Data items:
---*---

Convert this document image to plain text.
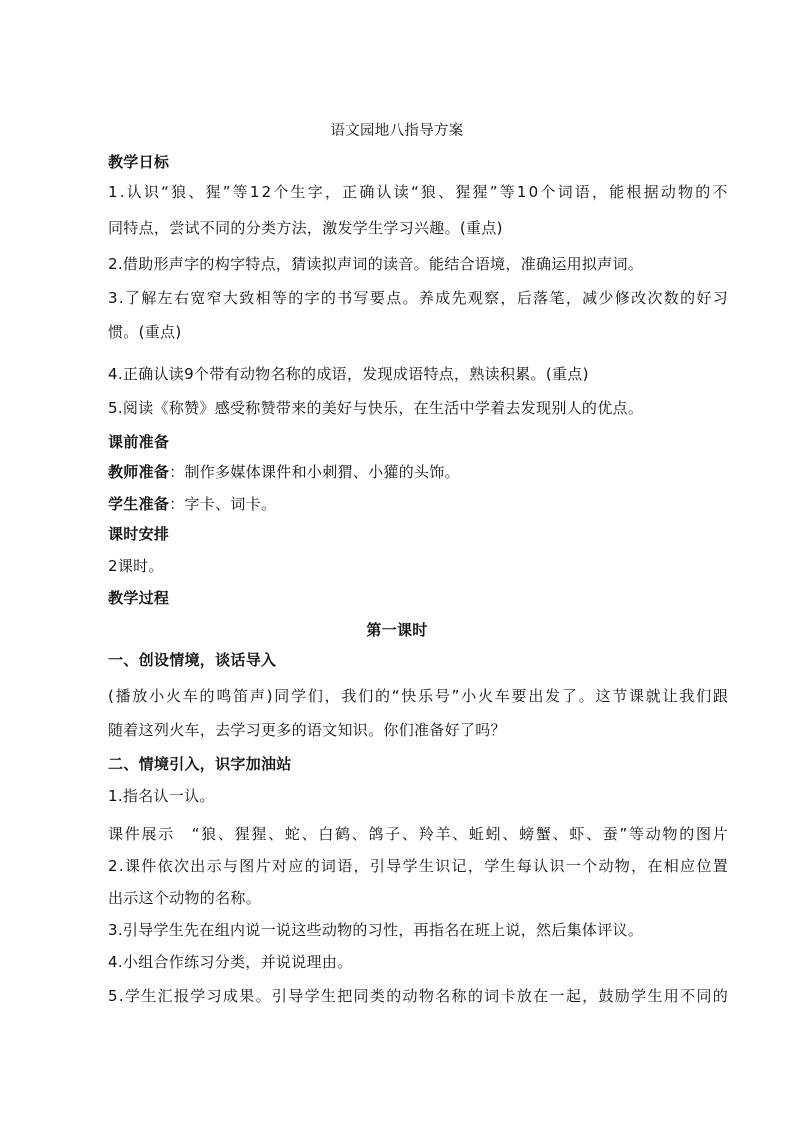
语文园地八指导方案
教学日标
1 . 认 识 “ 狼 、 猩 ” 等 1 2 个 生 字 ， 正 确 认 读 “ 狼 、 猩 猩 ” 等 1 0 个 词 语 ， 能 根 据 动 物 的 不
同特点，尝试不同的分类方法，激发学生学习兴趣。(重点)
2.借助形声字的构字特点，猜读拟声词的读音。能结合语境，准确运用拟声词。
3 . 了 解 左 右 宽 窄 大 致 相 等 的 字 的 书 写 要 点 。 养 成 先 观 察 ， 后 落 笔 ， 减 少 修 改 次 数 的 好 习
惯。(重点)
4.正确认读9个带有动物名称的成语，发现成语特点，熟读积累。(重点)
5.阅读《称赞》感受称赞带来的美好与快乐，在生活中学着去发现别人的优点。
课前准备
教师准备：制作多媒体课件和小刺猬、小獾的头饰。
学生准备：字卡、词卡。
课时安排
2课时。
教学过程
第一课时
一、创设情境，谈话导入
( 播 放 小 火 车 的 鸣 笛 声 ) 同 学 们 ， 我 们 的 “ 快 乐 号 ” 小 火 车 要 出 发 了 。 这 节 课 就 让 我 们 跟
随着这列火车，去学习更多的语文知识。你们准备好了吗？
二、情境引入，识字加油站
1.指名认一认。
课 件 展 示
　 “ 狼 、 猩 猩 、 蛇 、 白 鹤 、 鸽 子 、 羚 羊 、 蚯 蚓 、 螃 蟹 、 虾 、 蚕 ” 等 动 物 的 图 片
2 . 课 件 依 次 出 示 与 图 片 对 应 的 词 语 ， 引 导 学 生 识 记 ， 学 生 每 认 识 一 个 动 物 ， 在 相 应 位 置
出示这个动物的名称。
3.引导学生先在组内说一说这些动物的习性，再指名在班上说，然后集体评议。
4.小组合作练习分类，并说说理由。
5 . 学 生 汇 报 学 习 成 果 。 引 导 学 生 把 同 类 的 动 物 名 称 的 词 卡 放 在 一 起 ， 鼓 励 学 生 用 不 同 的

---*---

#### AIM
Output a faithful copy of the data, with each picture left out.

#### EXERCISE RESPONSE
Convert this document image to plain text.
语文园地八指导方案
教学日标
1 . 认 识 “ 狼 、 猩 ” 等 1 2 个 生 字 ， 正 确 认 读 “ 狼 、 猩 猩 ” 等 1 0 个 词 语 ， 能 根 据 动 物 的 不
同特点，尝试不同的分类方法，激发学生学习兴趣。(重点)
2.借助形声字的构字特点，猜读拟声词的读音。能结合语境，准确运用拟声词。
3 . 了 解 左 右 宽 窄 大 致 相 等 的 字 的 书 写 要 点 。 养 成 先 观 察 ， 后 落 笔 ， 减 少 修 改 次 数 的 好 习
惯。(重点)
4.正确认读9个带有动物名称的成语，发现成语特点，熟读积累。(重点)
5.阅读《称赞》感受称赞带来的美好与快乐，在生活中学着去发现别人的优点。
课前准备
教师准备：制作多媒体课件和小刺猬、小獾的头饰。
学生准备：字卡、词卡。
课时安排
2课时。
教学过程
第一课时
一、创设情境，谈话导入
( 播 放 小 火 车 的 鸣 笛 声 ) 同 学 们 ， 我 们 的 “ 快 乐 号 ” 小 火 车 要 出 发 了 。 这 节 课 就 让 我 们 跟
随着这列火车，去学习更多的语文知识。你们准备好了吗？
二、情境引入，识字加油站
1.指名认一认。
课 件 展 示
　 “ 狼 、 猩 猩 、 蛇 、 白 鹤 、 鸽 子 、 羚 羊 、 蚯 蚓 、 螃 蟹 、 虾 、 蚕 ” 等 动 物 的 图 片
2 . 课 件 依 次 出 示 与 图 片 对 应 的 词 语 ， 引 导 学 生 识 记 ， 学 生 每 认 识 一 个 动 物 ， 在 相 应 位 置
出示这个动物的名称。
3.引导学生先在组内说一说这些动物的习性，再指名在班上说，然后集体评议。
4.小组合作练习分类，并说说理由。
5 . 学 生 汇 报 学 习 成 果 。 引 导 学 生 把 同 类 的 动 物 名 称 的 词 卡 放 在 一 起 ， 鼓 励 学 生 用 不 同 的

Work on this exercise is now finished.